Source data
-- Begin --

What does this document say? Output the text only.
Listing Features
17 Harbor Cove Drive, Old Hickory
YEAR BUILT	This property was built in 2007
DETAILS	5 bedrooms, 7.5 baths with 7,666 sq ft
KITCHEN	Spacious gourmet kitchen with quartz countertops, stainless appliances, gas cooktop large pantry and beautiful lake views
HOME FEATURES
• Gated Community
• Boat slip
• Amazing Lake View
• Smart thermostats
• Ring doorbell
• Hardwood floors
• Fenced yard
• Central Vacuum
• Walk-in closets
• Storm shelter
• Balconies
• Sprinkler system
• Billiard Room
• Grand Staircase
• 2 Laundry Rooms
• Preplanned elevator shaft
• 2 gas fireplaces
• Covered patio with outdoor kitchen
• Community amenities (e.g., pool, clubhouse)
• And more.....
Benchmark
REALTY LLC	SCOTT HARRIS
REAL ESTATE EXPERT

-- End --

• _Work instructions_: Your task is to reproduce all of the records exactly.

• _Task response_:
What does this document say? Output the text only.
Listing Features
17 Harbor Cove Drive, Old Hickory
YEAR BUILT	This property was built in 2007
DETAILS	5 bedrooms, 7.5 baths with 7,666 sq ft
KITCHEN	Spacious gourmet kitchen with quartz countertops, stainless appliances, gas cooktop large pantry and beautiful lake views
HOME FEATURES
• Gated Community
• Boat slip
• Amazing Lake View
• Smart thermostats
• Ring doorbell
• Hardwood floors
• Fenced yard
• Central Vacuum
• Walk-in closets
• Storm shelter
• Balconies
• Sprinkler system
• Billiard Room
• Grand Staircase
• 2 Laundry Rooms
• Preplanned elevator shaft
• 2 gas fireplaces
• Covered patio with outdoor kitchen
• Community amenities (e.g., pool, clubhouse)
• And more.....
Benchmark
REALTY LLC	SCOTT HARRIS
REAL ESTATE EXPERT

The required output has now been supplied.